[Start Extracted material]
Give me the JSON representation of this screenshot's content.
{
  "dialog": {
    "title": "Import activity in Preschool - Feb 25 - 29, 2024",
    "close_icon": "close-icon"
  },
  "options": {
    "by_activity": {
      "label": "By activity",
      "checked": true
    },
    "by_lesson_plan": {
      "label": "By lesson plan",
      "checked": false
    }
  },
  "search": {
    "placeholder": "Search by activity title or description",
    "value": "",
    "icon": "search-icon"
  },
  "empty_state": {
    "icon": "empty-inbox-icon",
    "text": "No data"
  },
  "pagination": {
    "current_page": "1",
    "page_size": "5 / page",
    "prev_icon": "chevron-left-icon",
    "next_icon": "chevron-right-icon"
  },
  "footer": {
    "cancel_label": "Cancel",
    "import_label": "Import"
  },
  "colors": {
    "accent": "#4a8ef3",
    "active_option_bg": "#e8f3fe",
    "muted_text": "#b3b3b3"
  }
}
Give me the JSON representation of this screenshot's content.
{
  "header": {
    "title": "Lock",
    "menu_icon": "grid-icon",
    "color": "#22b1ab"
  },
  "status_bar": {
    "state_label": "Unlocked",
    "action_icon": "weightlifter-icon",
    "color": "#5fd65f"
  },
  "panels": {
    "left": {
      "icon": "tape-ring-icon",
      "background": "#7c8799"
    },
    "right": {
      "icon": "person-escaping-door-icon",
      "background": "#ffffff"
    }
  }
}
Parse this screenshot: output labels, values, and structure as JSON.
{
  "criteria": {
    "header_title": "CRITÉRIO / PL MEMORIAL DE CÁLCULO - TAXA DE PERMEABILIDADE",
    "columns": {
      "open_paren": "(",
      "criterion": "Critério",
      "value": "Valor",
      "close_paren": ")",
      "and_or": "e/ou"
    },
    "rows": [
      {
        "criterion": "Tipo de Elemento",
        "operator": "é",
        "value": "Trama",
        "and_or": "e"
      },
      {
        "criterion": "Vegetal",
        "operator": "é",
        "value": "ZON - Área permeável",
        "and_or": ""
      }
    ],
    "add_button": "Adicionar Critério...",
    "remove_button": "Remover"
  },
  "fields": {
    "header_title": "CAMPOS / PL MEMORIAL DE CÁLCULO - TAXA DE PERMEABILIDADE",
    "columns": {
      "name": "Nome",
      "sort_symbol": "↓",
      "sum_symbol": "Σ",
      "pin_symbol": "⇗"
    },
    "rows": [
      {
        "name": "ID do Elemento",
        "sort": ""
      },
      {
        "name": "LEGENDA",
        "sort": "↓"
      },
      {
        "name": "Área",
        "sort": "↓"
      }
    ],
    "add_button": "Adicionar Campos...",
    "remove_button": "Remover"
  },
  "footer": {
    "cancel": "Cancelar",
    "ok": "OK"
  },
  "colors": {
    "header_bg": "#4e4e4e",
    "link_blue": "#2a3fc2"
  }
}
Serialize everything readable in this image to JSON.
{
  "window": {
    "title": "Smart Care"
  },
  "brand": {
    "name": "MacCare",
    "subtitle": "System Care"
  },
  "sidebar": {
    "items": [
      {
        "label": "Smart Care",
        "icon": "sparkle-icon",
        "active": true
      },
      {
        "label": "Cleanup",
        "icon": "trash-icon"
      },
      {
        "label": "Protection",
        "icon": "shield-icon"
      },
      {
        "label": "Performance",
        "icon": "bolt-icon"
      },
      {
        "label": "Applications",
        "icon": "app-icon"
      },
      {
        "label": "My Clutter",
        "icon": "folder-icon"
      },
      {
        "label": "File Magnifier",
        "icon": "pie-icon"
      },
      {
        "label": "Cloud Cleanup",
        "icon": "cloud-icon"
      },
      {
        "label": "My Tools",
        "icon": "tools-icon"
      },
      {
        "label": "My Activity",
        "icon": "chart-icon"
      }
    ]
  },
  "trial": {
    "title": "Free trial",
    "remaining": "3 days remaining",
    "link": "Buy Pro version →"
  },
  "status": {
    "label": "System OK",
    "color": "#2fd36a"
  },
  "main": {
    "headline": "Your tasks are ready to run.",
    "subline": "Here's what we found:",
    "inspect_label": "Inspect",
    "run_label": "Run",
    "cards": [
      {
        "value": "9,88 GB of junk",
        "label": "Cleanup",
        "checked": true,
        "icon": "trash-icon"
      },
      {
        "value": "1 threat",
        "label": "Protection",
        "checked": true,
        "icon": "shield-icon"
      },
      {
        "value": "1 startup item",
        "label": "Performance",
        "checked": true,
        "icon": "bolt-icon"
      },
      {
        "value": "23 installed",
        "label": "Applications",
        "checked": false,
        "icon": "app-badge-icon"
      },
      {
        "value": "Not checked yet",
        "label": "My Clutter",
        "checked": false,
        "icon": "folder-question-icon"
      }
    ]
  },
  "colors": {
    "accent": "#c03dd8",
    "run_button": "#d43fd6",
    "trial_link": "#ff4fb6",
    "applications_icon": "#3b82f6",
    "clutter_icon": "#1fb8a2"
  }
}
[End Extracted material]
- Prompt
Here, the records must be output exactly and in full.

- Solution
Give me the JSON representation of this screenshot's content.
{
  "dialog": {
    "title": "Import activity in Preschool - Feb 25 - 29, 2024",
    "close_icon": "close-icon"
  },
  "options": {
    "by_activity": {
      "label": "By activity",
      "checked": true
    },
    "by_lesson_plan": {
      "label": "By lesson plan",
      "checked": false
    }
  },
  "search": {
    "placeholder": "Search by activity title or description",
    "value": "",
    "icon": "search-icon"
  },
  "empty_state": {
    "icon": "empty-inbox-icon",
    "text": "No data"
  },
  "pagination": {
    "current_page": "1",
    "page_size": "5 / page",
    "prev_icon": "chevron-left-icon",
    "next_icon": "chevron-right-icon"
  },
  "footer": {
    "cancel_label": "Cancel",
    "import_label": "Import"
  },
  "colors": {
    "accent": "#4a8ef3",
    "active_option_bg": "#e8f3fe",
    "muted_text": "#b3b3b3"
  }
}
Give me the JSON representation of this screenshot's content.
{
  "header": {
    "title": "Lock",
    "menu_icon": "grid-icon",
    "color": "#22b1ab"
  },
  "status_bar": {
    "state_label": "Unlocked",
    "action_icon": "weightlifter-icon",
    "color": "#5fd65f"
  },
  "panels": {
    "left": {
      "icon": "tape-ring-icon",
      "background": "#7c8799"
    },
    "right": {
      "icon": "person-escaping-door-icon",
      "background": "#ffffff"
    }
  }
}
Parse this screenshot: output labels, values, and structure as JSON.
{
  "criteria": {
    "header_title": "CRITÉRIO / PL MEMORIAL DE CÁLCULO - TAXA DE PERMEABILIDADE",
    "columns": {
      "open_paren": "(",
      "criterion": "Critério",
      "value": "Valor",
      "close_paren": ")",
      "and_or": "e/ou"
    },
    "rows": [
      {
        "criterion": "Tipo de Elemento",
        "operator": "é",
        "value": "Trama",
        "and_or": "e"
      },
      {
        "criterion": "Vegetal",
        "operator": "é",
        "value": "ZON - Área permeável",
        "and_or": ""
      }
    ],
    "add_button": "Adicionar Critério...",
    "remove_button": "Remover"
  },
  "fields": {
    "header_title": "CAMPOS / PL MEMORIAL DE CÁLCULO - TAXA DE PERMEABILIDADE",
    "columns": {
      "name": "Nome",
      "sort_symbol": "↓",
      "sum_symbol": "Σ",
      "pin_symbol": "⇗"
    },
    "rows": [
      {
        "name": "ID do Elemento",
        "sort": ""
      },
      {
        "name": "LEGENDA",
        "sort": "↓"
      },
      {
        "name": "Área",
        "sort": "↓"
      }
    ],
    "add_button": "Adicionar Campos...",
    "remove_button": "Remover"
  },
  "footer": {
    "cancel": "Cancelar",
    "ok": "OK"
  },
  "colors": {
    "header_bg": "#4e4e4e",
    "link_blue": "#2a3fc2"
  }
}
Serialize everything readable in this image to JSON.
{
  "window": {
    "title": "Smart Care"
  },
  "brand": {
    "name": "MacCare",
    "subtitle": "System Care"
  },
  "sidebar": {
    "items": [
      {
        "label": "Smart Care",
        "icon": "sparkle-icon",
        "active": true
      },
      {
        "label": "Cleanup",
        "icon": "trash-icon"
      },
      {
        "label": "Protection",
        "icon": "shield-icon"
      },
      {
        "label": "Performance",
        "icon": "bolt-icon"
      },
      {
        "label": "Applications",
        "icon": "app-icon"
      },
      {
        "label": "My Clutter",
        "icon": "folder-icon"
      },
      {
        "label": "File Magnifier",
        "icon": "pie-icon"
      },
      {
        "label": "Cloud Cleanup",
        "icon": "cloud-icon"
      },
      {
        "label": "My Tools",
        "icon": "tools-icon"
      },
      {
        "label": "My Activity",
        "icon": "chart-icon"
      }
    ]
  },
  "trial": {
    "title": "Free trial",
    "remaining": "3 days remaining",
    "link": "Buy Pro version →"
  },
  "status": {
    "label": "System OK",
    "color": "#2fd36a"
  },
  "main": {
    "headline": "Your tasks are ready to run.",
    "subline": "Here's what we found:",
    "inspect_label": "Inspect",
    "run_label": "Run",
    "cards": [
      {
        "value": "9,88 GB of junk",
        "label": "Cleanup",
        "checked": true,
        "icon": "trash-icon"
      },
      {
        "value": "1 threat",
        "label": "Protection",
        "checked": true,
        "icon": "shield-icon"
      },
      {
        "value": "1 startup item",
        "label": "Performance",
        "checked": true,
        "icon": "bolt-icon"
      },
      {
        "value": "23 installed",
        "label": "Applications",
        "checked": false,
        "icon": "app-badge-icon"
      },
      {
        "value": "Not checked yet",
        "label": "My Clutter",
        "checked": false,
        "icon": "folder-question-icon"
      }
    ]
  },
  "colors": {
    "accent": "#c03dd8",
    "run_button": "#d43fd6",
    "trial_link": "#ff4fb6",
    "applications_icon": "#3b82f6",
    "clutter_icon": "#1fb8a2"
  }
}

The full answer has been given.